--- start DATA TO USE ---
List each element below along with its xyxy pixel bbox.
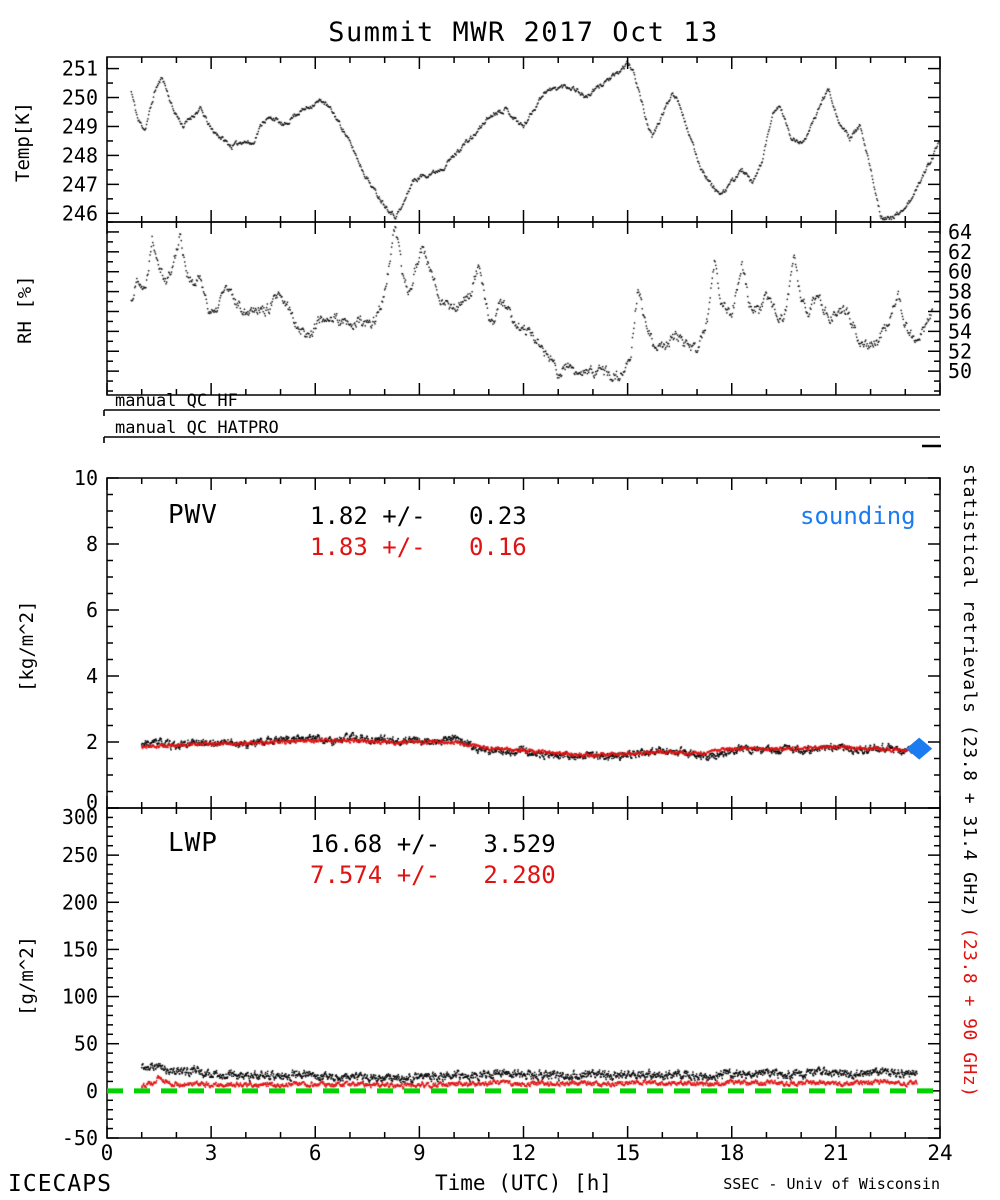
svg-text:247: 247 [62,172,98,196]
svg-text:246: 246 [62,201,98,225]
svg-text:8: 8 [86,532,98,556]
sounding-legend-label: sounding [800,502,916,530]
svg-text:2: 2 [86,730,98,754]
svg-text:56: 56 [948,299,972,323]
sounding-diamond-marker [906,737,933,760]
svg-text:12: 12 [511,1141,536,1165]
svg-text:6: 6 [86,598,98,622]
svg-text:3: 3 [205,1141,218,1165]
credit-label: SSEC - Univ of Wisconsin [723,1175,940,1193]
svg-text:248: 248 [62,143,98,167]
svg-text:18: 18 [719,1141,744,1165]
svg-text:54: 54 [948,319,972,343]
svg-text:0: 0 [86,790,98,814]
svg-text:0: 0 [101,1141,114,1165]
qc-hatpro-label: manual QC HATPRO [115,418,279,438]
svg-text:250: 250 [62,86,98,110]
lwp-stat-black: 16.68 +/- 3.529 [310,830,556,858]
svg-text:250: 250 [62,843,98,867]
svg-text:21: 21 [823,1141,848,1165]
svg-text:251: 251 [62,57,98,81]
svg-text:60: 60 [948,260,972,284]
svg-text:300: 300 [62,805,98,829]
svg-text:4: 4 [86,664,98,688]
svg-text:24: 24 [927,1141,952,1165]
svg-text:62: 62 [948,240,972,264]
qc-rows [103,409,941,448]
page-title: Summit MWR 2017 Oct 13 [328,17,719,48]
svg-text:249: 249 [62,114,98,138]
pwv-stat-red: 1.83 +/- 0.16 [310,533,527,561]
svg-text:-50: -50 [62,1126,98,1150]
axes-frame [106,56,941,1139]
svg-text:100: 100 [62,985,98,1009]
right-margin-caption-black: statistical retrievals (23.8 + 31.4 GHz) [959,464,980,918]
lwp-axis-label: [g/m^2] [16,935,38,1016]
svg-text:0: 0 [86,1079,98,1103]
svg-text:200: 200 [62,890,98,914]
svg-text:50: 50 [74,1032,98,1056]
tick-labels: 2462472482492502515052545658606264024681… [62,57,972,1150]
lwp-panel-title: LWP [168,828,218,858]
svg-text:6: 6 [309,1141,322,1165]
svg-text:64: 64 [948,220,972,244]
svg-text:9: 9 [413,1141,426,1165]
right-margin-caption-red: (23.8 + 90 GHz) [959,927,980,1098]
svg-text:10: 10 [74,466,98,490]
project-label: ICECAPS [8,1171,112,1197]
rh-axis-label: RH [%] [14,275,36,344]
temp-axis-label: Temp[K] [12,101,34,182]
svg-text:52: 52 [948,339,972,363]
lwp-stat-red: 7.574 +/- 2.280 [310,861,556,889]
svg-text:58: 58 [948,280,972,304]
pwv-panel-title: PWV [168,500,218,530]
pwv-stat-black: 1.82 +/- 0.23 [310,502,527,530]
right-margin-caption: statistical retrievals (23.8 + 31.4 GHz)… [959,464,980,1098]
svg-text:15: 15 [615,1141,640,1165]
x-axis-title: Time (UTC) [h] [434,1171,612,1195]
x-axis-tick-labels: 0 3 6 9 12 15 18 21 24 [101,1141,953,1165]
qc-hf-label: manual QC HF [115,391,238,411]
pwv-axis-label: [kg/m^2] [16,600,38,692]
svg-text:150: 150 [62,937,98,961]
svg-text:50: 50 [948,359,972,383]
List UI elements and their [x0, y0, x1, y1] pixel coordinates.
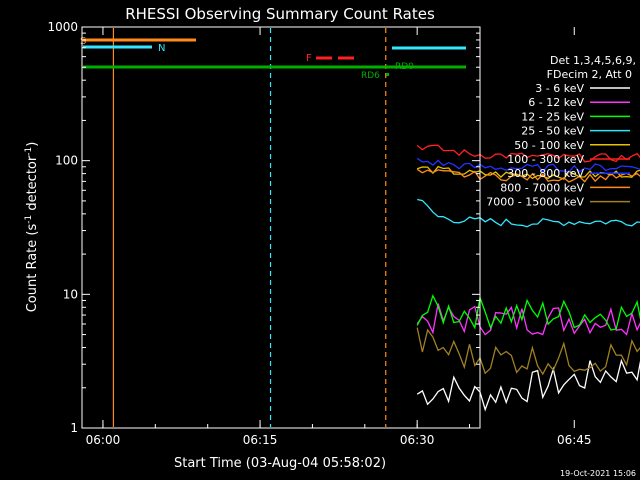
- series-line-5: [416, 144, 640, 163]
- vline-layer: [112, 28, 387, 427]
- flag-s-label: S: [80, 36, 86, 47]
- y-label-main: Count Rate (s: [25, 224, 40, 313]
- y-label-mid: detector: [25, 155, 40, 215]
- flag-layer: S N F RD0 RD6: [80, 36, 466, 81]
- x-tick-label-1: 06:15: [243, 433, 278, 447]
- y-tick-label-3: 1000: [47, 20, 78, 34]
- tick-layer: 06:0006:1506:3006:4507:0007:1507:3011010…: [47, 20, 592, 447]
- legend-label-3: 25 - 50 keV: [521, 125, 584, 138]
- legend: Det 1,3,4,5,6,9, FDecim 2, Att 0 3 - 6 k…: [486, 54, 636, 209]
- flag-n-label: N: [158, 43, 165, 54]
- flag-rd6-label: RD6: [361, 71, 380, 81]
- timestamp: 19-Oct-2021 15:06: [560, 469, 636, 478]
- x-axis-label: Start Time (03-Aug-04 05:58:02): [174, 456, 386, 471]
- flag-f-label: F: [306, 53, 312, 64]
- y-label-sup2: -1: [24, 147, 34, 156]
- legend-label-8: 7000 - 15000 keV: [486, 196, 584, 209]
- series-line-0: [416, 358, 640, 412]
- y-axis-label: Count Rate (s-1 detector-1): [24, 142, 40, 313]
- legend-header-1: Det 1,3,4,5,6,9,: [550, 54, 636, 67]
- series-line-4: [416, 165, 640, 180]
- legend-label-6: 300 - 800 keV: [507, 167, 584, 180]
- flag-rd0-label: RD0: [395, 62, 414, 72]
- legend-label-1: 6 - 12 keV: [528, 96, 584, 109]
- legend-label-4: 50 - 100 keV: [514, 139, 584, 152]
- series-line-8: [416, 327, 640, 376]
- y-label-sup1: -1: [24, 215, 34, 224]
- x-tick-label-2: 06:30: [400, 433, 435, 447]
- y-tick-label-0: 1: [70, 421, 78, 435]
- legend-label-7: 800 - 7000 keV: [500, 181, 584, 194]
- flag-rd6-dot: [386, 73, 389, 76]
- x-tick-label-0: 06:00: [86, 433, 121, 447]
- plot-frame: [81, 26, 481, 429]
- legend-label-5: 100 - 300 keV: [507, 153, 584, 166]
- series-line-6: [416, 157, 640, 173]
- legend-label-0: 3 - 6 keV: [535, 82, 584, 95]
- y-label-end: ): [25, 142, 40, 147]
- x-tick-label-3: 06:45: [557, 433, 592, 447]
- legend-label-2: 12 - 25 keV: [521, 110, 584, 123]
- y-tick-label-2: 100: [55, 154, 78, 168]
- y-tick-label-1: 10: [63, 287, 78, 301]
- series-line-3: [417, 198, 640, 228]
- series-line-7: [416, 168, 640, 183]
- chart-title: RHESSI Observing Summary Count Rates: [125, 5, 435, 23]
- series-line-2: [416, 293, 640, 331]
- legend-header-2: FDecim 2, Att 0: [547, 68, 632, 81]
- series-layer: [416, 144, 640, 412]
--- end DATA TO USE ---
▶ GOAL
Render the lines of the material above as a JSON list of strings, one string per line, from the line with "- series-line-5: [416, 144, 640, 163]" to the line with "- flag-rd6-label: RD6: [361, 71, 380, 81]", both included and blank lines omitted.

▶ REPLY TO THE TASK
[
  "- series-line-5: [416, 144, 640, 163]",
  "- vline-layer: [112, 28, 387, 427]",
  "- flag-s-label: S: [80, 36, 86, 47]",
  "- y-label-main: Count Rate (s: [25, 224, 40, 313]",
  "- y-label-mid: detector: [25, 155, 40, 215]",
  "- flag-layer: S N F RD0 RD6: [80, 36, 466, 81]",
  "- x-tick-label-1: 06:15: [243, 433, 278, 447]",
  "- y-tick-label-3: 1000: [47, 20, 78, 34]",
  "- tick-layer: 06:0006:1506:3006:4507:0007:1507:3011010…: [47, 20, 592, 447]",
  "- legend-label-3: 25 - 50 keV: [521, 125, 584, 138]",
  "- legend: Det 1,3,4,5,6,9, FDecim 2, Att 0 3 - 6 k…: [486, 54, 636, 209]",
  "- flag-n-label: N: [158, 43, 165, 54]",
  "- flag-rd6-label: RD6: [361, 71, 380, 81]"
]